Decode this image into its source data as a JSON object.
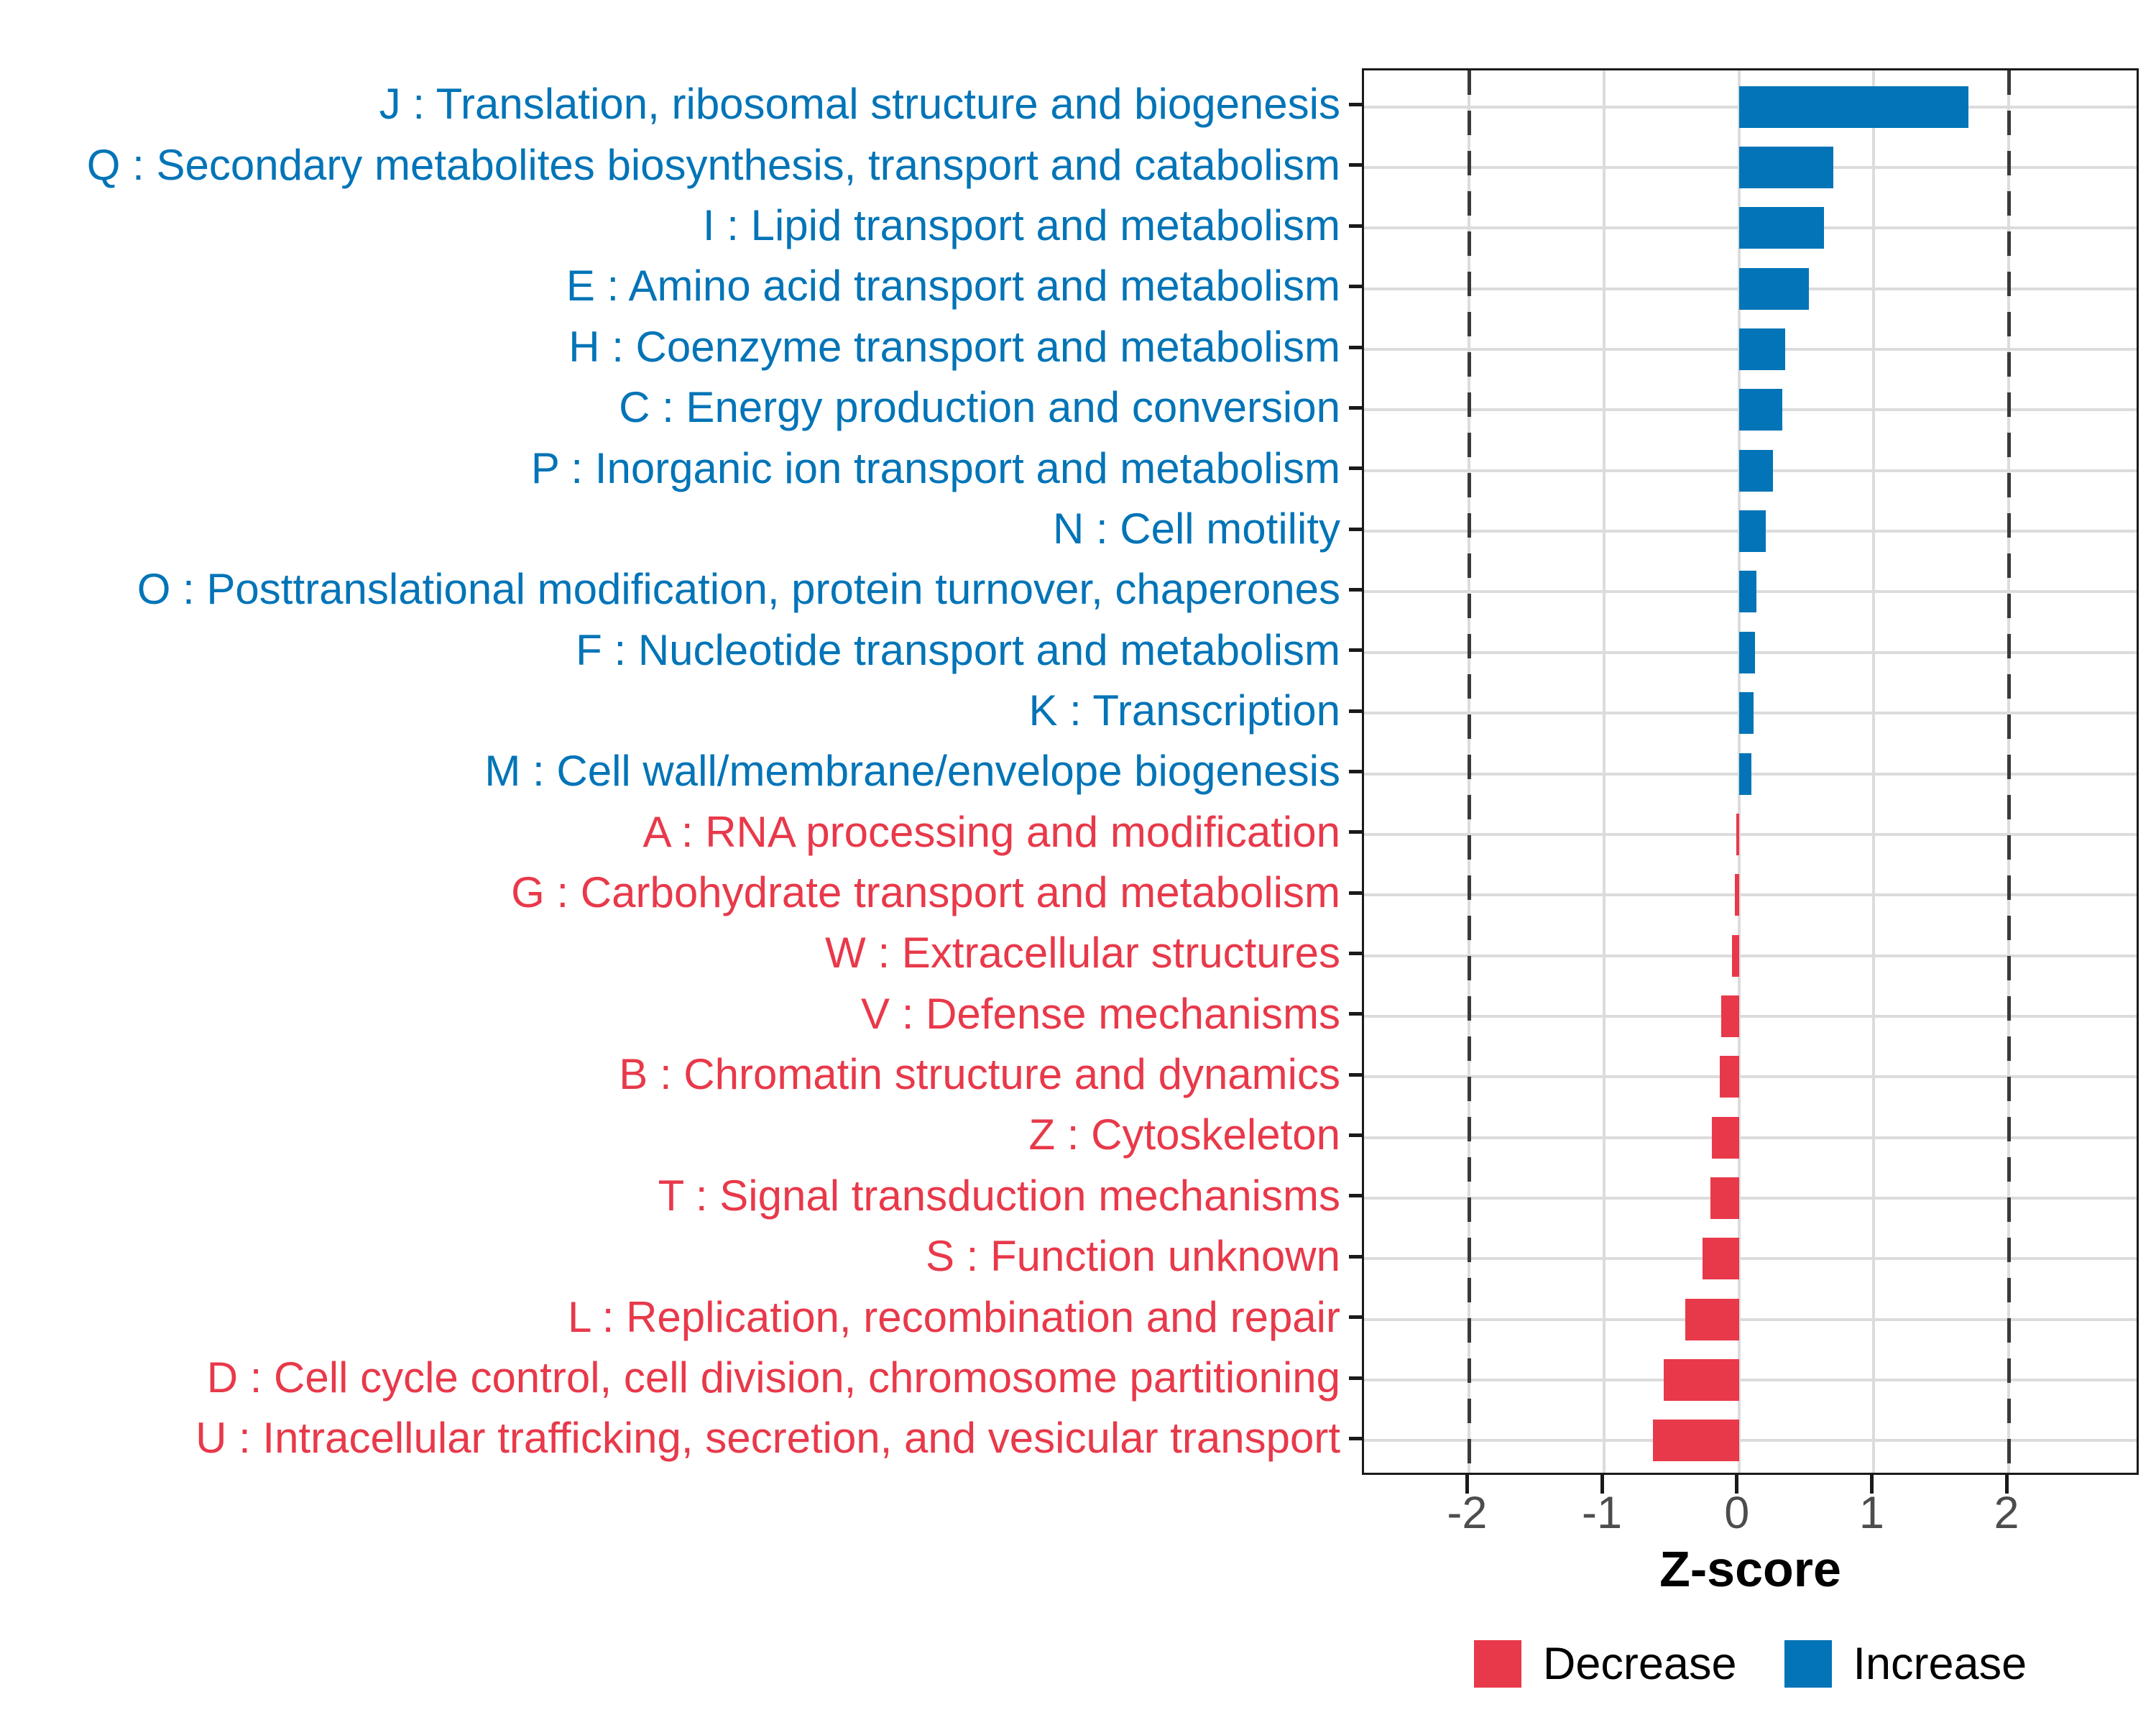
{
  "chart_data": {
    "type": "bar",
    "orientation": "horizontal",
    "xlabel": "Z-score",
    "x_ticks": [
      -2,
      -1,
      0,
      1,
      2
    ],
    "xlim": [
      -2.78,
      2.98
    ],
    "dashed_lines_x": [
      -2,
      2
    ],
    "grid": "on",
    "legend_position": "bottom",
    "colors": {
      "increase": "#0274B7",
      "decrease": "#E8394A",
      "gridline": "#DCDCDC",
      "dashed_line": "#3A3A3A",
      "tick_label": "#4D4D4D",
      "panel_border": "#1a1a1a"
    },
    "legend": [
      {
        "key": "decrease",
        "label": "Decrease"
      },
      {
        "key": "increase",
        "label": "Increase"
      }
    ],
    "categories": [
      {
        "code": "J",
        "label": "J : Translation, ribosomal structure and biogenesis",
        "value": 1.7,
        "direction": "increase"
      },
      {
        "code": "Q",
        "label": "Q : Secondary metabolites biosynthesis, transport and catabolism",
        "value": 0.7,
        "direction": "increase"
      },
      {
        "code": "I",
        "label": "I : Lipid transport and metabolism",
        "value": 0.63,
        "direction": "increase"
      },
      {
        "code": "E",
        "label": "E : Amino acid transport and metabolism",
        "value": 0.52,
        "direction": "increase"
      },
      {
        "code": "H",
        "label": "H : Coenzyme transport and metabolism",
        "value": 0.34,
        "direction": "increase"
      },
      {
        "code": "C",
        "label": "C : Energy production and conversion",
        "value": 0.32,
        "direction": "increase"
      },
      {
        "code": "P",
        "label": "P : Inorganic ion transport and metabolism",
        "value": 0.25,
        "direction": "increase"
      },
      {
        "code": "N",
        "label": "N : Cell motility",
        "value": 0.2,
        "direction": "increase"
      },
      {
        "code": "O",
        "label": "O : Posttranslational modification, protein turnover, chaperones",
        "value": 0.13,
        "direction": "increase"
      },
      {
        "code": "F",
        "label": "F : Nucleotide transport and metabolism",
        "value": 0.12,
        "direction": "increase"
      },
      {
        "code": "K",
        "label": "K : Transcription",
        "value": 0.11,
        "direction": "increase"
      },
      {
        "code": "M",
        "label": "M : Cell wall/membrane/envelope biogenesis",
        "value": 0.09,
        "direction": "increase"
      },
      {
        "code": "A",
        "label": "A : RNA processing and modification",
        "value": -0.02,
        "direction": "decrease"
      },
      {
        "code": "G",
        "label": "G : Carbohydrate transport and metabolism",
        "value": -0.03,
        "direction": "decrease"
      },
      {
        "code": "W",
        "label": "W : Extracellular structures",
        "value": -0.05,
        "direction": "decrease"
      },
      {
        "code": "V",
        "label": "V : Defense mechanisms",
        "value": -0.13,
        "direction": "decrease"
      },
      {
        "code": "B",
        "label": "B : Chromatin structure and dynamics",
        "value": -0.14,
        "direction": "decrease"
      },
      {
        "code": "Z",
        "label": "Z : Cytoskeleton",
        "value": -0.2,
        "direction": "decrease"
      },
      {
        "code": "T",
        "label": "T : Signal transduction mechanisms",
        "value": -0.21,
        "direction": "decrease"
      },
      {
        "code": "S",
        "label": "S : Function unknown",
        "value": -0.27,
        "direction": "decrease"
      },
      {
        "code": "L",
        "label": "L : Replication, recombination and repair",
        "value": -0.4,
        "direction": "decrease"
      },
      {
        "code": "D",
        "label": "D : Cell cycle control, cell division, chromosome partitioning",
        "value": -0.56,
        "direction": "decrease"
      },
      {
        "code": "U",
        "label": "U : Intracellular trafficking, secretion, and vesicular transport",
        "value": -0.64,
        "direction": "decrease"
      }
    ]
  }
}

_ _ _ _

__EXERCISE DETAILS__.
All of the material above should be output exactly, with the pictures left behind.

__SOLUTION FOR THIS EXERCISE__.
Decode this image into its source data as a JSON object.
{
  "chart_data": {
    "type": "bar",
    "orientation": "horizontal",
    "xlabel": "Z-score",
    "x_ticks": [
      -2,
      -1,
      0,
      1,
      2
    ],
    "xlim": [
      -2.78,
      2.98
    ],
    "dashed_lines_x": [
      -2,
      2
    ],
    "grid": "on",
    "legend_position": "bottom",
    "colors": {
      "increase": "#0274B7",
      "decrease": "#E8394A",
      "gridline": "#DCDCDC",
      "dashed_line": "#3A3A3A",
      "tick_label": "#4D4D4D",
      "panel_border": "#1a1a1a"
    },
    "legend": [
      {
        "key": "decrease",
        "label": "Decrease"
      },
      {
        "key": "increase",
        "label": "Increase"
      }
    ],
    "categories": [
      {
        "code": "J",
        "label": "J : Translation, ribosomal structure and biogenesis",
        "value": 1.7,
        "direction": "increase"
      },
      {
        "code": "Q",
        "label": "Q : Secondary metabolites biosynthesis, transport and catabolism",
        "value": 0.7,
        "direction": "increase"
      },
      {
        "code": "I",
        "label": "I : Lipid transport and metabolism",
        "value": 0.63,
        "direction": "increase"
      },
      {
        "code": "E",
        "label": "E : Amino acid transport and metabolism",
        "value": 0.52,
        "direction": "increase"
      },
      {
        "code": "H",
        "label": "H : Coenzyme transport and metabolism",
        "value": 0.34,
        "direction": "increase"
      },
      {
        "code": "C",
        "label": "C : Energy production and conversion",
        "value": 0.32,
        "direction": "increase"
      },
      {
        "code": "P",
        "label": "P : Inorganic ion transport and metabolism",
        "value": 0.25,
        "direction": "increase"
      },
      {
        "code": "N",
        "label": "N : Cell motility",
        "value": 0.2,
        "direction": "increase"
      },
      {
        "code": "O",
        "label": "O : Posttranslational modification, protein turnover, chaperones",
        "value": 0.13,
        "direction": "increase"
      },
      {
        "code": "F",
        "label": "F : Nucleotide transport and metabolism",
        "value": 0.12,
        "direction": "increase"
      },
      {
        "code": "K",
        "label": "K : Transcription",
        "value": 0.11,
        "direction": "increase"
      },
      {
        "code": "M",
        "label": "M : Cell wall/membrane/envelope biogenesis",
        "value": 0.09,
        "direction": "increase"
      },
      {
        "code": "A",
        "label": "A : RNA processing and modification",
        "value": -0.02,
        "direction": "decrease"
      },
      {
        "code": "G",
        "label": "G : Carbohydrate transport and metabolism",
        "value": -0.03,
        "direction": "decrease"
      },
      {
        "code": "W",
        "label": "W : Extracellular structures",
        "value": -0.05,
        "direction": "decrease"
      },
      {
        "code": "V",
        "label": "V : Defense mechanisms",
        "value": -0.13,
        "direction": "decrease"
      },
      {
        "code": "B",
        "label": "B : Chromatin structure and dynamics",
        "value": -0.14,
        "direction": "decrease"
      },
      {
        "code": "Z",
        "label": "Z : Cytoskeleton",
        "value": -0.2,
        "direction": "decrease"
      },
      {
        "code": "T",
        "label": "T : Signal transduction mechanisms",
        "value": -0.21,
        "direction": "decrease"
      },
      {
        "code": "S",
        "label": "S : Function unknown",
        "value": -0.27,
        "direction": "decrease"
      },
      {
        "code": "L",
        "label": "L : Replication, recombination and repair",
        "value": -0.4,
        "direction": "decrease"
      },
      {
        "code": "D",
        "label": "D : Cell cycle control, cell division, chromosome partitioning",
        "value": -0.56,
        "direction": "decrease"
      },
      {
        "code": "U",
        "label": "U : Intracellular trafficking, secretion, and vesicular transport",
        "value": -0.64,
        "direction": "decrease"
      }
    ]
  }
}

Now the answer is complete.